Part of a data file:
════════════════════
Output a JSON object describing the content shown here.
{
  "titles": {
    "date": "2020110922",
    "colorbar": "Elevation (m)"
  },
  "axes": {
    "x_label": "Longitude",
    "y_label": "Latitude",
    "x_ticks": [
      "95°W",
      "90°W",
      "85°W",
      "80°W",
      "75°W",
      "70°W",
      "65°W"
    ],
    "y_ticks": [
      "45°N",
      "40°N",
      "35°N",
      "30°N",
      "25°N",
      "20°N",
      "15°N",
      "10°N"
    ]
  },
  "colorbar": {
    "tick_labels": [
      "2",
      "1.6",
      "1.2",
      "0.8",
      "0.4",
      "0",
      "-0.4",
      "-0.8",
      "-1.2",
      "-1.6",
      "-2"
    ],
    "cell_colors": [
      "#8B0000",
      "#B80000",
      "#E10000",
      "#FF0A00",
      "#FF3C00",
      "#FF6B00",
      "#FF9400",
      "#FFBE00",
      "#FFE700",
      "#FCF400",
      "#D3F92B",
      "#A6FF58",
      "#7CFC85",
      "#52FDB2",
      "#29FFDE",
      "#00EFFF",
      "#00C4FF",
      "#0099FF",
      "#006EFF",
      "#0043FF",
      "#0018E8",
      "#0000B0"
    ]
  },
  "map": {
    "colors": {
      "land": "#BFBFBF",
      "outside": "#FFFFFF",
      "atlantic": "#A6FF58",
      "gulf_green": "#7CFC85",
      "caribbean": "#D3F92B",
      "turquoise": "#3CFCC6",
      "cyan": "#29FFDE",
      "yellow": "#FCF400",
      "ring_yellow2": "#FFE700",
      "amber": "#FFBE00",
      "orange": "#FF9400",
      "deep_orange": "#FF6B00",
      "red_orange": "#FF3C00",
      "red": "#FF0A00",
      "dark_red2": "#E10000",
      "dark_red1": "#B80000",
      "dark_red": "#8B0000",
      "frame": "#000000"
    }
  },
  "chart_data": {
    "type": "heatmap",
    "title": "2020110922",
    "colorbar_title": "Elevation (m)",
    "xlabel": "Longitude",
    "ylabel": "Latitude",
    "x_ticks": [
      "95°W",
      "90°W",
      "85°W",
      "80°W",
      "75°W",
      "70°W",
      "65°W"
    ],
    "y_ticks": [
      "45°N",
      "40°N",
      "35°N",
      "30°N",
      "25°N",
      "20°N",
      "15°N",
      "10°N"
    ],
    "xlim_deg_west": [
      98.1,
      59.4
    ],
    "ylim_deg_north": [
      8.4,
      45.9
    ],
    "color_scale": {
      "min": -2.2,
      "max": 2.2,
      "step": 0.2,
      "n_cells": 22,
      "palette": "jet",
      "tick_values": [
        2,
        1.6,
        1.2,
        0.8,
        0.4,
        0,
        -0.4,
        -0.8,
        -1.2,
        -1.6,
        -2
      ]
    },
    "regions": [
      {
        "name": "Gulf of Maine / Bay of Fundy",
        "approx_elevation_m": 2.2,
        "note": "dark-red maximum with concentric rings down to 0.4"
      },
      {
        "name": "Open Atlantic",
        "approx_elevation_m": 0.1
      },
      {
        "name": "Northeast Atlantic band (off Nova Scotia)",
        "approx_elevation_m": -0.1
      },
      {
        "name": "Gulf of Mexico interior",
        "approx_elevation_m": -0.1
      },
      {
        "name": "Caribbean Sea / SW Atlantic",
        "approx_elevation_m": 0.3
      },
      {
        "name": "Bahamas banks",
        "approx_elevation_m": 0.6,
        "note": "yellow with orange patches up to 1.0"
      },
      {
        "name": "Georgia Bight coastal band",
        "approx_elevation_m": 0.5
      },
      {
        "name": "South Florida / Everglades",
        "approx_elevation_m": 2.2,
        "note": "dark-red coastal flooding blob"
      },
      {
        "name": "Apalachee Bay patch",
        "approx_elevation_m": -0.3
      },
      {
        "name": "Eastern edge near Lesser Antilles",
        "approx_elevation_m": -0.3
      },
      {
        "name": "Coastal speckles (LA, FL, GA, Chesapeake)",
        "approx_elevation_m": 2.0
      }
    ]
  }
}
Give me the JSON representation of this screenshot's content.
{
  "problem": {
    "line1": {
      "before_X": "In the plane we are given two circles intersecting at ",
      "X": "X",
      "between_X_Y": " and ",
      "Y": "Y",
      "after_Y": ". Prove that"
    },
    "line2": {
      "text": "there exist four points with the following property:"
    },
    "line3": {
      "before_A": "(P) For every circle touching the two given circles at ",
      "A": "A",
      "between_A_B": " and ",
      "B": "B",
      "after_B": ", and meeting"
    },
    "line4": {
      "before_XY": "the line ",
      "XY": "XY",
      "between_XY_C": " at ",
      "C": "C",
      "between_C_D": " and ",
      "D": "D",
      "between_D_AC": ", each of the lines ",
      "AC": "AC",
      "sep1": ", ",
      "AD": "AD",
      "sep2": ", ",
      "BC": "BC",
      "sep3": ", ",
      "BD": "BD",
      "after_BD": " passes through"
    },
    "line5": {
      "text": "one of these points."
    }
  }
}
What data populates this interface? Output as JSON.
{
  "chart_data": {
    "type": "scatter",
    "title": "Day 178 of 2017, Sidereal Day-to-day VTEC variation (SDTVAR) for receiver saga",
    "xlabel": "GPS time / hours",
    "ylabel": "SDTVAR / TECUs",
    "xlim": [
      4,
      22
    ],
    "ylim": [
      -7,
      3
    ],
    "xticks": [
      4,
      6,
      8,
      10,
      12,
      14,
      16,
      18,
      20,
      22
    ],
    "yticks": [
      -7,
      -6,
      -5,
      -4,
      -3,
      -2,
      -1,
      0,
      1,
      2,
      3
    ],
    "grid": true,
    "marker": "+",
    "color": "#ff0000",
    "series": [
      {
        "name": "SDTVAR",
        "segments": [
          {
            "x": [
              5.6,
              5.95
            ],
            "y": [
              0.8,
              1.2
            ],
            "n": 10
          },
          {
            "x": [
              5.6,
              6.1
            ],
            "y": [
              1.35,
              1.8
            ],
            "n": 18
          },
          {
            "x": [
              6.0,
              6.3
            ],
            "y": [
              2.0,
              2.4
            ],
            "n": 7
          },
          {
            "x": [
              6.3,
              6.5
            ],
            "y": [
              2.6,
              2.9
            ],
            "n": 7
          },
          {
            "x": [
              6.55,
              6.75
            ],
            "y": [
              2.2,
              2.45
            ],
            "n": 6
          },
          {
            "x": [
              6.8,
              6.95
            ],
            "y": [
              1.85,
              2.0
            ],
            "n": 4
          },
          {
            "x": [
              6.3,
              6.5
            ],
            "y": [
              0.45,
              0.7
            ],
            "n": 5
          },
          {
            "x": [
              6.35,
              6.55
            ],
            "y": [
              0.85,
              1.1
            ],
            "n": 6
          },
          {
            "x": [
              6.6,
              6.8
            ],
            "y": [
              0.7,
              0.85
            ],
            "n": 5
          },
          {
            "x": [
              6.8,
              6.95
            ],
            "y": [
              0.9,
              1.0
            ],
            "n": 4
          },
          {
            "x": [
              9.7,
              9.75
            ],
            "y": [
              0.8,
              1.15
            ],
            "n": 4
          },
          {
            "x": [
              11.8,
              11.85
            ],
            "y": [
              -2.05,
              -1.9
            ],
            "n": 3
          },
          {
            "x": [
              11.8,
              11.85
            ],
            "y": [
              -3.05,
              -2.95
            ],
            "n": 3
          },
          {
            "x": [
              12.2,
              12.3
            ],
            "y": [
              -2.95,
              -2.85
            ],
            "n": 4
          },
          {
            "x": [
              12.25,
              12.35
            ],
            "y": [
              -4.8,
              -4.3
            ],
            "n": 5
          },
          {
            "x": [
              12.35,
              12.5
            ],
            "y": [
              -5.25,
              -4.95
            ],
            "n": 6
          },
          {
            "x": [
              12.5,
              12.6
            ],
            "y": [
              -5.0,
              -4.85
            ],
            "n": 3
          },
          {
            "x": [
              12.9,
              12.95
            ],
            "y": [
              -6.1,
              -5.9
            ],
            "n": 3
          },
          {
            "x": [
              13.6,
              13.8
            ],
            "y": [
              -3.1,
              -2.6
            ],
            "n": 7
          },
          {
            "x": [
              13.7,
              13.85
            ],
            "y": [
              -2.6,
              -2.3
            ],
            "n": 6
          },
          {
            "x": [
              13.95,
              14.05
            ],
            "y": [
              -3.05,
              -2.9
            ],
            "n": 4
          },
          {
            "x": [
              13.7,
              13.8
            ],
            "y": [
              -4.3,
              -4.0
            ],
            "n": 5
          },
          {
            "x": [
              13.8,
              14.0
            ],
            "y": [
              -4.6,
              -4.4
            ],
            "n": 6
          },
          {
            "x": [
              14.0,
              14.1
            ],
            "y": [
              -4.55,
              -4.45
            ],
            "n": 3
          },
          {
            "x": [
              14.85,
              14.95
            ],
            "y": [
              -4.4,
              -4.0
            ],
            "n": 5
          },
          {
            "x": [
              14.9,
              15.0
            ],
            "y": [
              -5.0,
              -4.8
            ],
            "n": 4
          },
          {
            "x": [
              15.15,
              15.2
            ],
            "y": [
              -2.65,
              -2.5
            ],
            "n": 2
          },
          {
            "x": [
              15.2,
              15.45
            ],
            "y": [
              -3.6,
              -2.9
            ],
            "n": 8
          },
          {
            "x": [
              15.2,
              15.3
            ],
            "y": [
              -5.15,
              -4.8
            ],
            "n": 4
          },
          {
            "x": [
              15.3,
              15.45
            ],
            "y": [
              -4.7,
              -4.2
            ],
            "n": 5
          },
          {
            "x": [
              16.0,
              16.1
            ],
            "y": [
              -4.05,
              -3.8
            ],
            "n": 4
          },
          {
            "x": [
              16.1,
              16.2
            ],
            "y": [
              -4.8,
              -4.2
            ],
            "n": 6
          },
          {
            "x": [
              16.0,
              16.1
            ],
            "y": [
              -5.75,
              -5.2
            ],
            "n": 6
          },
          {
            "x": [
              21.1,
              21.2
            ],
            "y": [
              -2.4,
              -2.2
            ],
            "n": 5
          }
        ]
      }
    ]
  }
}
════════════════════
## TASK TO CARRY OUT
Search the listing for the string "points". Copy each line where it turns up.

## FULL RESPONSE
      "text": "there exist four points with the following property:"
      "text": "one of these points."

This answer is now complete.